**Exercise**. Below are the records; reproduce all of them exactly but without any images.

**Dataset records**.
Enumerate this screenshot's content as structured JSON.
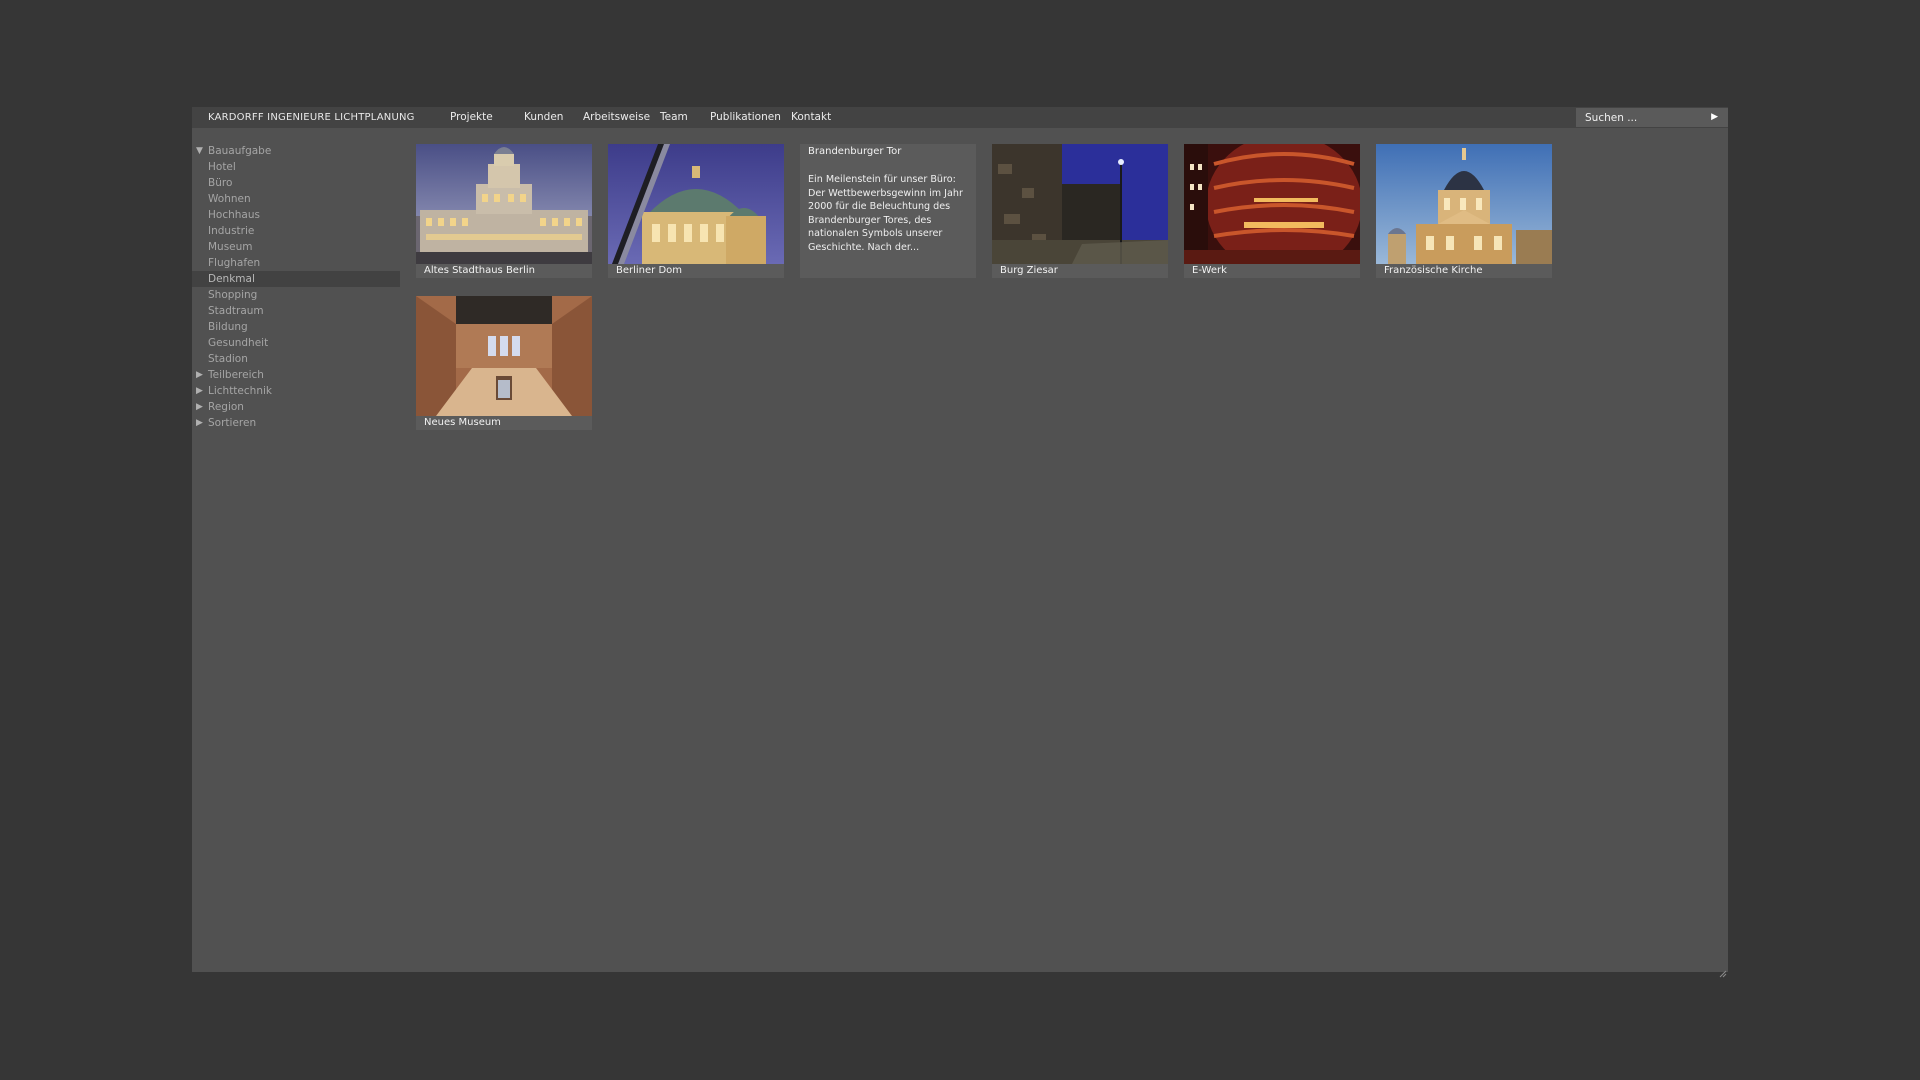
{
  "header": {
    "brand": "KARDORFF INGENIEURE LICHTPLANUNG",
    "nav": [
      "Projekte",
      "Kunden",
      "Arbeitsweise",
      "Team",
      "Publikationen",
      "Kontakt"
    ],
    "search_placeholder": "Suchen ...",
    "search_go": "▶"
  },
  "sidebar": {
    "section": {
      "arrow": "▼",
      "label": "Bauaufgabe"
    },
    "items": [
      "Hotel",
      "Büro",
      "Wohnen",
      "Hochhaus",
      "Industrie",
      "Museum",
      "Flughafen",
      "Denkmal",
      "Shopping",
      "Stadtraum",
      "Bildung",
      "Gesundheit",
      "Stadion"
    ],
    "active_item": "Denkmal",
    "collapsed": [
      {
        "arrow": "▶",
        "label": "Teilbereich"
      },
      {
        "arrow": "▶",
        "label": "Lichttechnik"
      },
      {
        "arrow": "▶",
        "label": "Region"
      },
      {
        "arrow": "▶",
        "label": "Sortieren"
      }
    ]
  },
  "projects": [
    {
      "title": "Altes Stadthaus Berlin"
    },
    {
      "title": "Berliner Dom"
    },
    {
      "title": "Brandenburger Tor",
      "text": "Ein Meilenstein für unser Büro: Der Wettbewerbsgewinn im Jahr 2000 für die Beleuchtung des Brandenburger Tores, des nationalen Symbols unserer Geschichte. Nach der..."
    },
    {
      "title": "Burg Ziesar"
    },
    {
      "title": "E-Werk"
    },
    {
      "title": "Französische Kirche"
    },
    {
      "title": "Neues Museum"
    }
  ],
  "colors": {
    "page_bg": "#363636",
    "panel_bg": "#515151",
    "topbar_bg": "#434343",
    "active_bg": "#424242",
    "text_muted": "#a5a5a5",
    "text_light": "#f2f2f2"
  }
}
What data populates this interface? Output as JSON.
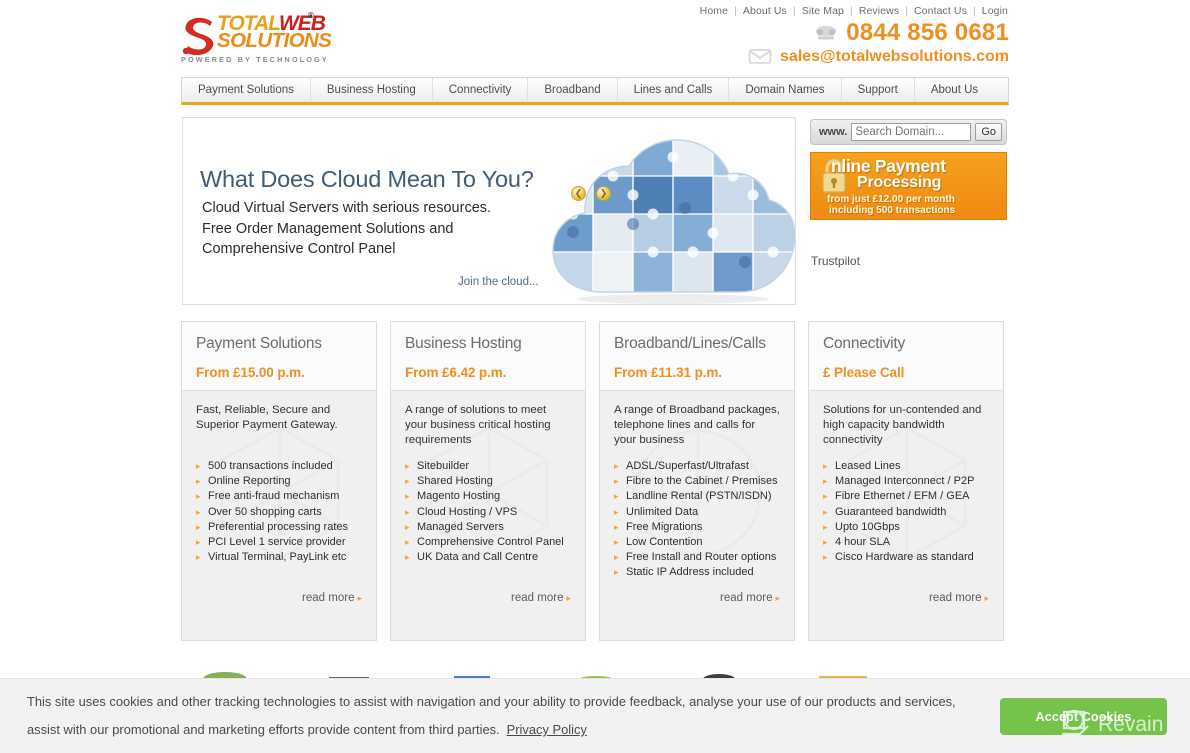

**Solved exercise**.
Enumerate this screenshot's content as structured JSON.
{
  "header": {
    "brand": "KARDORFF INGENIEURE LICHTPLANUNG",
    "nav": [
      "Projekte",
      "Kunden",
      "Arbeitsweise",
      "Team",
      "Publikationen",
      "Kontakt"
    ],
    "search_placeholder": "Suchen ...",
    "search_go": "▶"
  },
  "sidebar": {
    "section": {
      "arrow": "▼",
      "label": "Bauaufgabe"
    },
    "items": [
      "Hotel",
      "Büro",
      "Wohnen",
      "Hochhaus",
      "Industrie",
      "Museum",
      "Flughafen",
      "Denkmal",
      "Shopping",
      "Stadtraum",
      "Bildung",
      "Gesundheit",
      "Stadion"
    ],
    "active_item": "Denkmal",
    "collapsed": [
      {
        "arrow": "▶",
        "label": "Teilbereich"
      },
      {
        "arrow": "▶",
        "label": "Lichttechnik"
      },
      {
        "arrow": "▶",
        "label": "Region"
      },
      {
        "arrow": "▶",
        "label": "Sortieren"
      }
    ]
  },
  "projects": [
    {
      "title": "Altes Stadthaus Berlin"
    },
    {
      "title": "Berliner Dom"
    },
    {
      "title": "Brandenburger Tor",
      "text": "Ein Meilenstein für unser Büro: Der Wettbewerbsgewinn im Jahr 2000 für die Beleuchtung des Brandenburger Tores, des nationalen Symbols unserer Geschichte. Nach der..."
    },
    {
      "title": "Burg Ziesar"
    },
    {
      "title": "E-Werk"
    },
    {
      "title": "Französische Kirche"
    },
    {
      "title": "Neues Museum"
    }
  ],
  "colors": {
    "page_bg": "#363636",
    "panel_bg": "#515151",
    "topbar_bg": "#434343",
    "active_bg": "#424242",
    "text_muted": "#a5a5a5",
    "text_light": "#f2f2f2"
  }
}
What data populates this interface? Output as JSON.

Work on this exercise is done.